**YOUR OBJECTIVE**
Write out the entries below once more, exactly.

___ RECORDED INFORMATION ___

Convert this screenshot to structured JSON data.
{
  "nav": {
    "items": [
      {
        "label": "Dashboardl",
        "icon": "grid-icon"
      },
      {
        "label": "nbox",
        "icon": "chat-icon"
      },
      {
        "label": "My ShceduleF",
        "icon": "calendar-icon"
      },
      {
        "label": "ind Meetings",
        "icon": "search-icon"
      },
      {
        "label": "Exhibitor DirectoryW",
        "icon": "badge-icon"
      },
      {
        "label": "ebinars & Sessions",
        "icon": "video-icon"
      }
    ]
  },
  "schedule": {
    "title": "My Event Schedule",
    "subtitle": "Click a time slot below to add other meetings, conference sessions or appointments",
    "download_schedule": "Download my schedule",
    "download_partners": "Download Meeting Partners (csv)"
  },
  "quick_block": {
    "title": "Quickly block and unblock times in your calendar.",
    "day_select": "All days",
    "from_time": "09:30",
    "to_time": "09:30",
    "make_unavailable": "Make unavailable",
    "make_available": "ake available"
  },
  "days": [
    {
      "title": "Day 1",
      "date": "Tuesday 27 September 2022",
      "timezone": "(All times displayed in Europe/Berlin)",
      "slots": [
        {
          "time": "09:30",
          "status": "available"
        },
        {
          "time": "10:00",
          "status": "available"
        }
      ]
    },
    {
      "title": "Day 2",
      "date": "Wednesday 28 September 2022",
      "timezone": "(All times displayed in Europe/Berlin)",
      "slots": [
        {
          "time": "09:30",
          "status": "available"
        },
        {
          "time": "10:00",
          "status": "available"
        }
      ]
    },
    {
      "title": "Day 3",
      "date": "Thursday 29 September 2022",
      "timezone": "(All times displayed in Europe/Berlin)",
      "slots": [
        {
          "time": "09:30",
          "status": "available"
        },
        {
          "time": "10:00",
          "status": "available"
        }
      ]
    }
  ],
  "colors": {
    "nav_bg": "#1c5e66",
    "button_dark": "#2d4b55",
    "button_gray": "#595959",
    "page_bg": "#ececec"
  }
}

___

**TASK RESPONSE**
Convert this screenshot to structured JSON data.
{
  "nav": {
    "items": [
      {
        "label": "Dashboardl",
        "icon": "grid-icon"
      },
      {
        "label": "nbox",
        "icon": "chat-icon"
      },
      {
        "label": "My ShceduleF",
        "icon": "calendar-icon"
      },
      {
        "label": "ind Meetings",
        "icon": "search-icon"
      },
      {
        "label": "Exhibitor DirectoryW",
        "icon": "badge-icon"
      },
      {
        "label": "ebinars & Sessions",
        "icon": "video-icon"
      }
    ]
  },
  "schedule": {
    "title": "My Event Schedule",
    "subtitle": "Click a time slot below to add other meetings, conference sessions or appointments",
    "download_schedule": "Download my schedule",
    "download_partners": "Download Meeting Partners (csv)"
  },
  "quick_block": {
    "title": "Quickly block and unblock times in your calendar.",
    "day_select": "All days",
    "from_time": "09:30",
    "to_time": "09:30",
    "make_unavailable": "Make unavailable",
    "make_available": "ake available"
  },
  "days": [
    {
      "title": "Day 1",
      "date": "Tuesday 27 September 2022",
      "timezone": "(All times displayed in Europe/Berlin)",
      "slots": [
        {
          "time": "09:30",
          "status": "available"
        },
        {
          "time": "10:00",
          "status": "available"
        }
      ]
    },
    {
      "title": "Day 2",
      "date": "Wednesday 28 September 2022",
      "timezone": "(All times displayed in Europe/Berlin)",
      "slots": [
        {
          "time": "09:30",
          "status": "available"
        },
        {
          "time": "10:00",
          "status": "available"
        }
      ]
    },
    {
      "title": "Day 3",
      "date": "Thursday 29 September 2022",
      "timezone": "(All times displayed in Europe/Berlin)",
      "slots": [
        {
          "time": "09:30",
          "status": "available"
        },
        {
          "time": "10:00",
          "status": "available"
        }
      ]
    }
  ],
  "colors": {
    "nav_bg": "#1c5e66",
    "button_dark": "#2d4b55",
    "button_gray": "#595959",
    "page_bg": "#ececec"
  }
}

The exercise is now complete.